┌──

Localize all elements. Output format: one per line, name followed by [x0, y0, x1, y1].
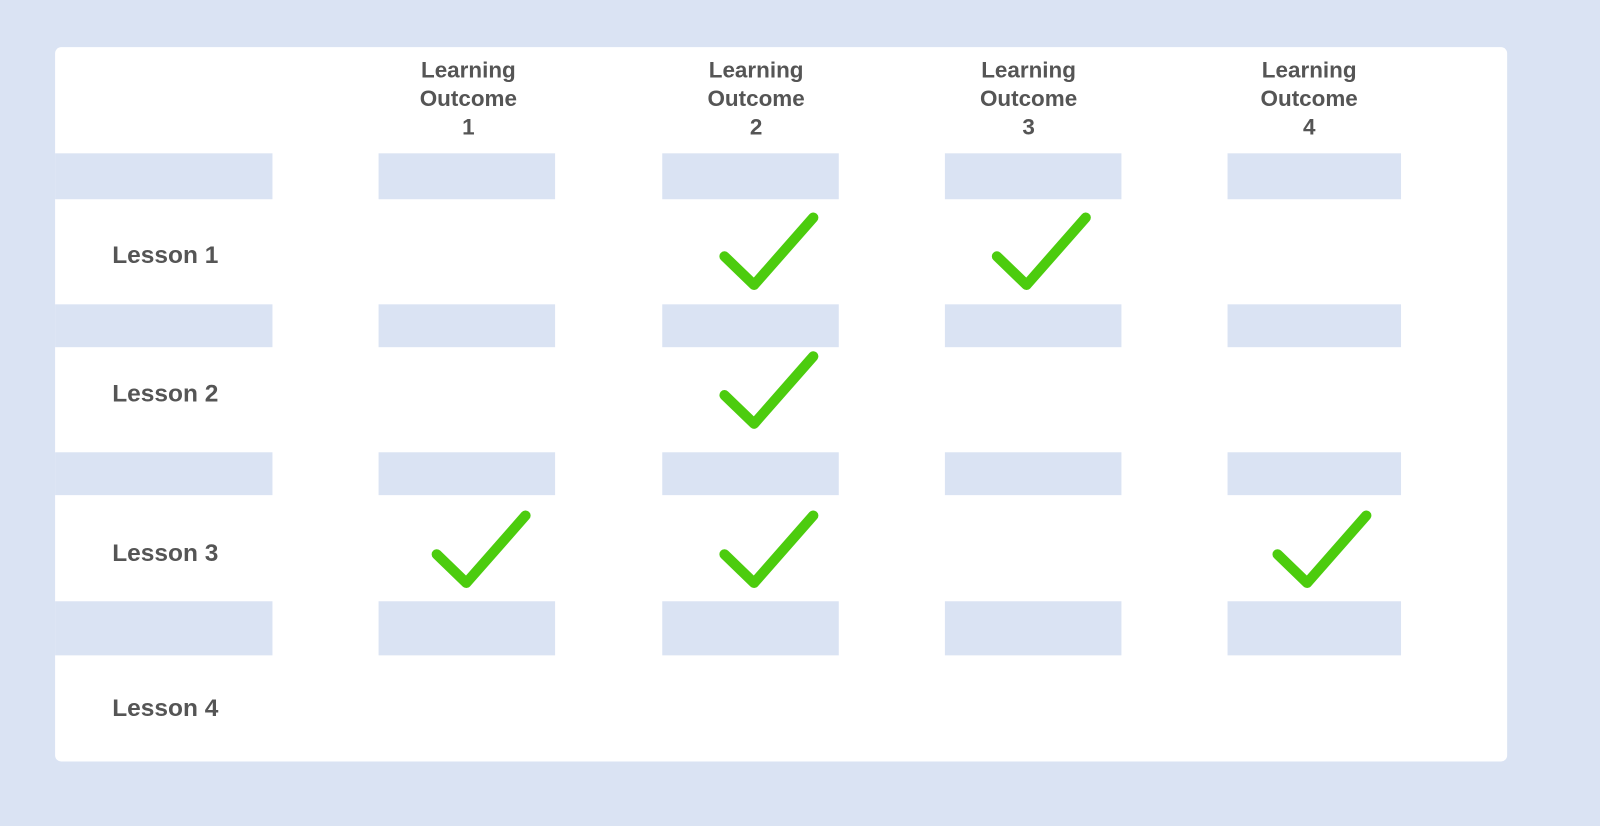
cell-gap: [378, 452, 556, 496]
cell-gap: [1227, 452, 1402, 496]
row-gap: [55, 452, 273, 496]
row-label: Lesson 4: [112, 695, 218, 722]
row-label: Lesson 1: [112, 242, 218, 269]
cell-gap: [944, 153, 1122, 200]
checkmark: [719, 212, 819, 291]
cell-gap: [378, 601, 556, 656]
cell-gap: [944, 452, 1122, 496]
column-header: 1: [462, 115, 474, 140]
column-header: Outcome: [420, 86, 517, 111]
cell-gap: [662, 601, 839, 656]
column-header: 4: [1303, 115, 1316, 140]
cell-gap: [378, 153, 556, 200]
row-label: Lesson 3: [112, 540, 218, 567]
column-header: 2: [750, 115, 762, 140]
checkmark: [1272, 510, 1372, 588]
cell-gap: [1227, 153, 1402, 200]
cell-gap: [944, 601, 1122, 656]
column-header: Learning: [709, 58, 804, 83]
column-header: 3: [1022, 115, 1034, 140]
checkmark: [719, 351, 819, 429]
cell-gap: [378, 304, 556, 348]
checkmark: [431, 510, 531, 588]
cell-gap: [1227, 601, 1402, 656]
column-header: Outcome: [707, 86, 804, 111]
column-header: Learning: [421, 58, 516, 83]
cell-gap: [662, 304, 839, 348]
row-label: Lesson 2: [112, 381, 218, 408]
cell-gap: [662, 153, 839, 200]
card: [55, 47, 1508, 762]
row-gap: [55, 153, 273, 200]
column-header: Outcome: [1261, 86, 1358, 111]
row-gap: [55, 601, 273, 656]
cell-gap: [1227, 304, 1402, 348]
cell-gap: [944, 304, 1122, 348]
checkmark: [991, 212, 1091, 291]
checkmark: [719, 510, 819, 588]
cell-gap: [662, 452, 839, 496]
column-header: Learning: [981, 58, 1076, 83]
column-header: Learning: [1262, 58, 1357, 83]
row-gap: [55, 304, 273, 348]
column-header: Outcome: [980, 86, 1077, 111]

└──
┌──

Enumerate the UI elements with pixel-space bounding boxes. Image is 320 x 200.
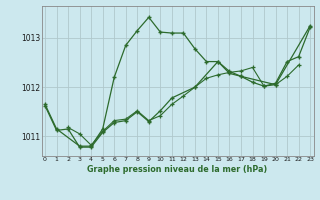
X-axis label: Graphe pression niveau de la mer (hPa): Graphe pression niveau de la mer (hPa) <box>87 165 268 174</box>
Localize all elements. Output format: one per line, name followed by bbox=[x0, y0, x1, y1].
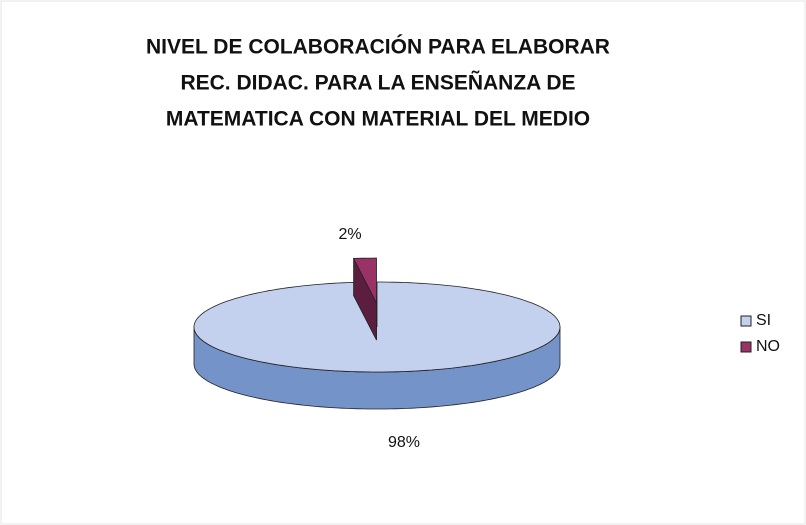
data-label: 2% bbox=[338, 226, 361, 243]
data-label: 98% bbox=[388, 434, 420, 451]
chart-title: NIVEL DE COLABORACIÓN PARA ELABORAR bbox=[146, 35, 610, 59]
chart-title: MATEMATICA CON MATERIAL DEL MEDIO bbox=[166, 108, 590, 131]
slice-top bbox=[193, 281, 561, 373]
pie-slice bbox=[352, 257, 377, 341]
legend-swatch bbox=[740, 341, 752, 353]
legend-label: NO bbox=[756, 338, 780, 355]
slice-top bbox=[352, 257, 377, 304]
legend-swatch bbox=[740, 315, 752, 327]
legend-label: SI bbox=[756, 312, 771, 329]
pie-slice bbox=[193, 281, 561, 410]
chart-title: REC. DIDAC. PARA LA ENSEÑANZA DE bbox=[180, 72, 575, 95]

└──
┌──

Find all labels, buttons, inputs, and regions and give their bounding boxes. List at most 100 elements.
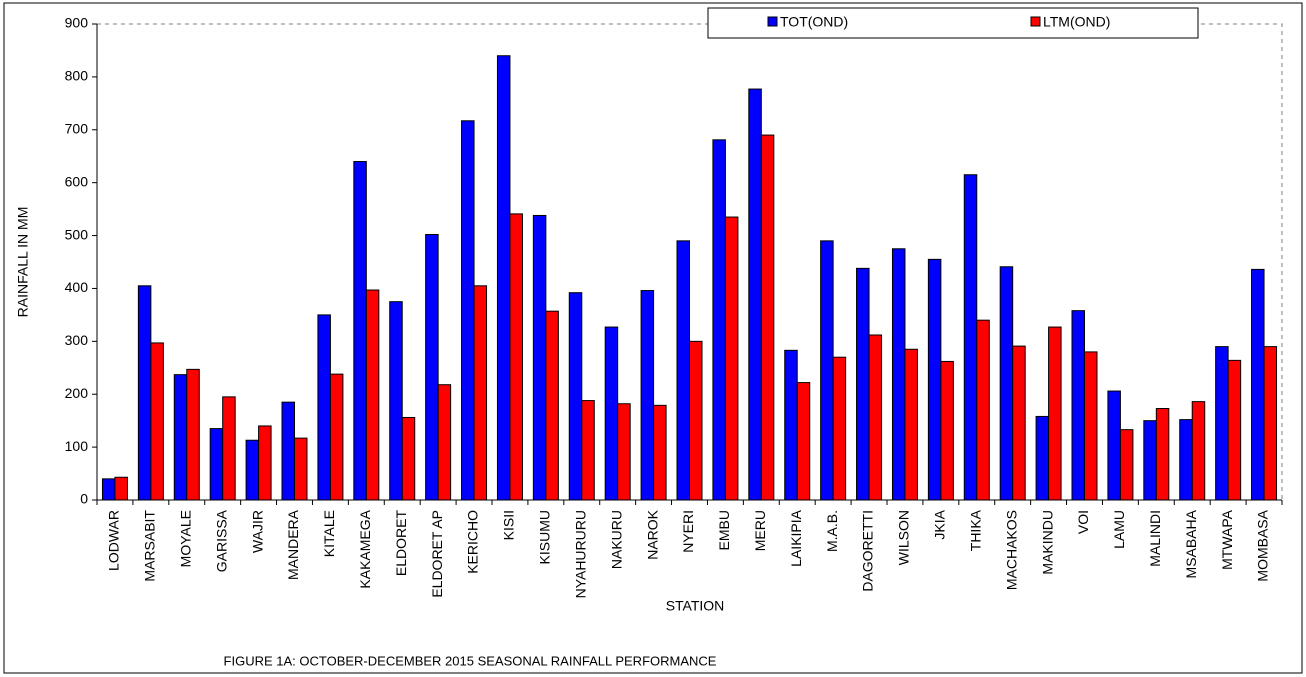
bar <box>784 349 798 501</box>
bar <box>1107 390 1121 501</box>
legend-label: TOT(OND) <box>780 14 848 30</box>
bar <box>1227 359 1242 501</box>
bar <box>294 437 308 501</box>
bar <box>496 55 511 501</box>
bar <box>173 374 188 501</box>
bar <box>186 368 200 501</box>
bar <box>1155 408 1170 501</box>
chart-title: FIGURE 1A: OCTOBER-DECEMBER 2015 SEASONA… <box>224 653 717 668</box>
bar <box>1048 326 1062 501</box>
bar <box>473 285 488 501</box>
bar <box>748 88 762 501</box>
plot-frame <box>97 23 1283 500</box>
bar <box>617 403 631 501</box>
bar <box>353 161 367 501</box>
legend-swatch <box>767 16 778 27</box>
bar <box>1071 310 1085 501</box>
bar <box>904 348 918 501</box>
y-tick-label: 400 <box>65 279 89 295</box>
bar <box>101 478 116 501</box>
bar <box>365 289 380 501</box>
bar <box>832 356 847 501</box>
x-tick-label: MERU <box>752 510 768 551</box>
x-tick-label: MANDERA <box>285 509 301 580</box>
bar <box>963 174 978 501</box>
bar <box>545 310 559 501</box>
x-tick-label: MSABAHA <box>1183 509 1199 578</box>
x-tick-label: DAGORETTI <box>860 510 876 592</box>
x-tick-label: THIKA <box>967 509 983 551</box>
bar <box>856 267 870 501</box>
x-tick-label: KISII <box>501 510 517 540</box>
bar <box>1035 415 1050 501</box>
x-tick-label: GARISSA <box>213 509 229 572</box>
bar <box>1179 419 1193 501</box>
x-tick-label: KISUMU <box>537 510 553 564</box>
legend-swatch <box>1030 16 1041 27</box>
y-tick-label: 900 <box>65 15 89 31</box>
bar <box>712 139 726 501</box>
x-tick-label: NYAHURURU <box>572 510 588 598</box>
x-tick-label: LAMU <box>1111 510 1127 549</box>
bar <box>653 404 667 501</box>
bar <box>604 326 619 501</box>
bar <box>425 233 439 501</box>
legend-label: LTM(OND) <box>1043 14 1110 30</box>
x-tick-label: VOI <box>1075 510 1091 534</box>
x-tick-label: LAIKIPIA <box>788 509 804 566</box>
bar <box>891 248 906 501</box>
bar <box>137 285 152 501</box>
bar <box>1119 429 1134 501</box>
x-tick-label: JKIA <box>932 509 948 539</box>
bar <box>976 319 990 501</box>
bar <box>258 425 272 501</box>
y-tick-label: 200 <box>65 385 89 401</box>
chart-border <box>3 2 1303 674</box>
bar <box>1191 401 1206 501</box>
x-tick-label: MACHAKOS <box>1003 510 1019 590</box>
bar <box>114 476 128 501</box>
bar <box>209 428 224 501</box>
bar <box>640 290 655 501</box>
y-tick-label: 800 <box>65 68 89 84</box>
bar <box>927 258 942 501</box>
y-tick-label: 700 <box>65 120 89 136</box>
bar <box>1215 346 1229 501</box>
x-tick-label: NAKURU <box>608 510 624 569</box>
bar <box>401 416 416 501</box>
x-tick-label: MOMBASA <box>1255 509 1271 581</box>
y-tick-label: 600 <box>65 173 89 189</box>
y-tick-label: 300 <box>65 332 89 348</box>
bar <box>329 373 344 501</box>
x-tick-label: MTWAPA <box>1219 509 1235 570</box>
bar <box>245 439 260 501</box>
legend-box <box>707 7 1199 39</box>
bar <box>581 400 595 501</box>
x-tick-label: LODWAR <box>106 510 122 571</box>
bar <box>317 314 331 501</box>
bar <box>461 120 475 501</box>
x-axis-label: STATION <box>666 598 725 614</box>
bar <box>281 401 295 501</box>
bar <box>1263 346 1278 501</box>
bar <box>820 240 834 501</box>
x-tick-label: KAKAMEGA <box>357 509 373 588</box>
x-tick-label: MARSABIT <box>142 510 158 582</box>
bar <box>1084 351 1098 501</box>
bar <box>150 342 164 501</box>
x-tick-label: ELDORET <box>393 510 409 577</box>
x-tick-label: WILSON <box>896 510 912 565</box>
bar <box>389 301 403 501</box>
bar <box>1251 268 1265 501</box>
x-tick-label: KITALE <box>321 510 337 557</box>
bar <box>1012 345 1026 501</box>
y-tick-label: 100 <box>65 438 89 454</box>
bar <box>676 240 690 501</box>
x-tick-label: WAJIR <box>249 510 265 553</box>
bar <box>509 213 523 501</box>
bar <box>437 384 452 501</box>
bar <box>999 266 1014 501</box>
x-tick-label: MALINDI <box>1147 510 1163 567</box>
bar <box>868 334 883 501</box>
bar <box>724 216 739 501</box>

└──

● Directions for this task
Format the records from the line with "by [x0, y0, x1, y1]." to the line with "checkmark: [1272, 510, 1372, 588]" as a numbered list, including both of those lines. Skip any blank lines and leave out the pictures.

● Task output
1. Localize all elements. Output format: one per line, name followed by [x0, y0, x1, y1].
2. cell-gap: [378, 452, 556, 496]
3. cell-gap: [1227, 452, 1402, 496]
4. row-gap: [55, 452, 273, 496]
5. row-label: Lesson 4: [112, 695, 218, 722]
6. row-label: Lesson 1: [112, 242, 218, 269]
7. cell-gap: [944, 153, 1122, 200]
8. checkmark: [719, 212, 819, 291]
9. cell-gap: [378, 601, 556, 656]
10. cell-gap: [944, 452, 1122, 496]
11. column-header: 1: [462, 115, 474, 140]
12. column-header: Outcome: [420, 86, 517, 111]
13. cell-gap: [662, 601, 839, 656]
14. column-header: 4: [1303, 115, 1316, 140]
15. cell-gap: [378, 153, 556, 200]
16. row-label: Lesson 3: [112, 540, 218, 567]
17. column-header: 2: [750, 115, 762, 140]
18. checkmark: [1272, 510, 1372, 588]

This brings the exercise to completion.